Your task: Reproduce the entries exactly.

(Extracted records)
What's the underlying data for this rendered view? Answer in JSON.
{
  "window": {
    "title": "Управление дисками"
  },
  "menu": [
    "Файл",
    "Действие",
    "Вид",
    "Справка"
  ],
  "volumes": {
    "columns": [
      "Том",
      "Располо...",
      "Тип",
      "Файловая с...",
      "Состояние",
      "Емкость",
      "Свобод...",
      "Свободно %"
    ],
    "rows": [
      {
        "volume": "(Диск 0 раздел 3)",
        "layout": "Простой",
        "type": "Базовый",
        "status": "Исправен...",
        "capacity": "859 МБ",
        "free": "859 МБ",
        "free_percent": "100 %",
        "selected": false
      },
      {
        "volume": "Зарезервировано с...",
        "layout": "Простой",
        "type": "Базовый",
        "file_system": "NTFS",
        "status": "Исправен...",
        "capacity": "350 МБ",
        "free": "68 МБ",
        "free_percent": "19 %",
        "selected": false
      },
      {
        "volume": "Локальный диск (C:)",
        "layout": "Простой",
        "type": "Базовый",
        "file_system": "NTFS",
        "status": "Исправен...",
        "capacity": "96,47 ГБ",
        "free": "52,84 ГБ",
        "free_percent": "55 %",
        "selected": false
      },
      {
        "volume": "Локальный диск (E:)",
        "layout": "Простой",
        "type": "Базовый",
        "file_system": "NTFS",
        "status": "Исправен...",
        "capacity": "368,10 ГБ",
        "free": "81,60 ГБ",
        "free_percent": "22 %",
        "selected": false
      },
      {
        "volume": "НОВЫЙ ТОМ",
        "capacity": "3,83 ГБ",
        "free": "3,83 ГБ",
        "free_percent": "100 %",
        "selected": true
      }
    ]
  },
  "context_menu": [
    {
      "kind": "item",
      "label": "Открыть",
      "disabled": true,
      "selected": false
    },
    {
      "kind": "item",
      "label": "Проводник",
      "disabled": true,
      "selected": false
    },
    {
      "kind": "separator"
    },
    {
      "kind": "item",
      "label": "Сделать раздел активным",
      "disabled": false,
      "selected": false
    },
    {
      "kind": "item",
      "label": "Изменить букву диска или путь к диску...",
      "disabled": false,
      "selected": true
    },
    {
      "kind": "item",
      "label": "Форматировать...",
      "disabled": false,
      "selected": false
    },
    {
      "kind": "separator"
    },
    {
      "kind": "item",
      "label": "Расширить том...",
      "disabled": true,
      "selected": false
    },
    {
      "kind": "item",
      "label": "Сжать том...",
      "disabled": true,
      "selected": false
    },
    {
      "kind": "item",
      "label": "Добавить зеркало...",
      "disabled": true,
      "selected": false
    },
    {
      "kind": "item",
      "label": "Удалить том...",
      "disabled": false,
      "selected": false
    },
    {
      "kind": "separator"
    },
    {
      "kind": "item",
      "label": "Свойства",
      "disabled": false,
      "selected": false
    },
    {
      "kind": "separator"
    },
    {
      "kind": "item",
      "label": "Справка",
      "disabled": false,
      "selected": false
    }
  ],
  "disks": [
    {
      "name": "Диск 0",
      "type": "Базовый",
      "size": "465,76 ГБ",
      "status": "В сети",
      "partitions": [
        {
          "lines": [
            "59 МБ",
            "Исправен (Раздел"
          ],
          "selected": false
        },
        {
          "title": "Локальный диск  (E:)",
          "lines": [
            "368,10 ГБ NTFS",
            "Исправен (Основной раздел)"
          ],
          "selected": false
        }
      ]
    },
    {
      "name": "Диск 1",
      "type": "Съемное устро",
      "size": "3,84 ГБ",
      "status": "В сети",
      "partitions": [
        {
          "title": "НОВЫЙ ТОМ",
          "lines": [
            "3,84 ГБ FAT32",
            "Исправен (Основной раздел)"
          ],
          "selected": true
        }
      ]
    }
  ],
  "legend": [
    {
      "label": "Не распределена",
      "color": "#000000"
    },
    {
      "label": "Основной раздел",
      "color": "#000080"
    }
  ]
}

Task solution:
What's the underlying data for this rendered view? Answer in JSON.
{
  "window": {
    "title": "Управление дисками"
  },
  "menu": [
    "Файл",
    "Действие",
    "Вид",
    "Справка"
  ],
  "volumes": {
    "columns": [
      "Том",
      "Располо...",
      "Тип",
      "Файловая с...",
      "Состояние",
      "Емкость",
      "Свобод...",
      "Свободно %"
    ],
    "rows": [
      {
        "volume": "(Диск 0 раздел 3)",
        "layout": "Простой",
        "type": "Базовый",
        "status": "Исправен...",
        "capacity": "859 МБ",
        "free": "859 МБ",
        "free_percent": "100 %",
        "selected": false
      },
      {
        "volume": "Зарезервировано с...",
        "layout": "Простой",
        "type": "Базовый",
        "file_system": "NTFS",
        "status": "Исправен...",
        "capacity": "350 МБ",
        "free": "68 МБ",
        "free_percent": "19 %",
        "selected": false
      },
      {
        "volume": "Локальный диск (C:)",
        "layout": "Простой",
        "type": "Базовый",
        "file_system": "NTFS",
        "status": "Исправен...",
        "capacity": "96,47 ГБ",
        "free": "52,84 ГБ",
        "free_percent": "55 %",
        "selected": false
      },
      {
        "volume": "Локальный диск (E:)",
        "layout": "Простой",
        "type": "Базовый",
        "file_system": "NTFS",
        "status": "Исправен...",
        "capacity": "368,10 ГБ",
        "free": "81,60 ГБ",
        "free_percent": "22 %",
        "selected": false
      },
      {
        "volume": "НОВЫЙ ТОМ",
        "capacity": "3,83 ГБ",
        "free": "3,83 ГБ",
        "free_percent": "100 %",
        "selected": true
      }
    ]
  },
  "context_menu": [
    {
      "kind": "item",
      "label": "Открыть",
      "disabled": true,
      "selected": false
    },
    {
      "kind": "item",
      "label": "Проводник",
      "disabled": true,
      "selected": false
    },
    {
      "kind": "separator"
    },
    {
      "kind": "item",
      "label": "Сделать раздел активным",
      "disabled": false,
      "selected": false
    },
    {
      "kind": "item",
      "label": "Изменить букву диска или путь к диску...",
      "disabled": false,
      "selected": true
    },
    {
      "kind": "item",
      "label": "Форматировать...",
      "disabled": false,
      "selected": false
    },
    {
      "kind": "separator"
    },
    {
      "kind": "item",
      "label": "Расширить том...",
      "disabled": true,
      "selected": false
    },
    {
      "kind": "item",
      "label": "Сжать том...",
      "disabled": true,
      "selected": false
    },
    {
      "kind": "item",
      "label": "Добавить зеркало...",
      "disabled": true,
      "selected": false
    },
    {
      "kind": "item",
      "label": "Удалить том...",
      "disabled": false,
      "selected": false
    },
    {
      "kind": "separator"
    },
    {
      "kind": "item",
      "label": "Свойства",
      "disabled": false,
      "selected": false
    },
    {
      "kind": "separator"
    },
    {
      "kind": "item",
      "label": "Справка",
      "disabled": false,
      "selected": false
    }
  ],
  "disks": [
    {
      "name": "Диск 0",
      "type": "Базовый",
      "size": "465,76 ГБ",
      "status": "В сети",
      "partitions": [
        {
          "lines": [
            "59 МБ",
            "Исправен (Раздел"
          ],
          "selected": false
        },
        {
          "title": "Локальный диск  (E:)",
          "lines": [
            "368,10 ГБ NTFS",
            "Исправен (Основной раздел)"
          ],
          "selected": false
        }
      ]
    },
    {
      "name": "Диск 1",
      "type": "Съемное устро",
      "size": "3,84 ГБ",
      "status": "В сети",
      "partitions": [
        {
          "title": "НОВЫЙ ТОМ",
          "lines": [
            "3,84 ГБ FAT32",
            "Исправен (Основной раздел)"
          ],
          "selected": true
        }
      ]
    }
  ],
  "legend": [
    {
      "label": "Не распределена",
      "color": "#000000"
    },
    {
      "label": "Основной раздел",
      "color": "#000080"
    }
  ]
}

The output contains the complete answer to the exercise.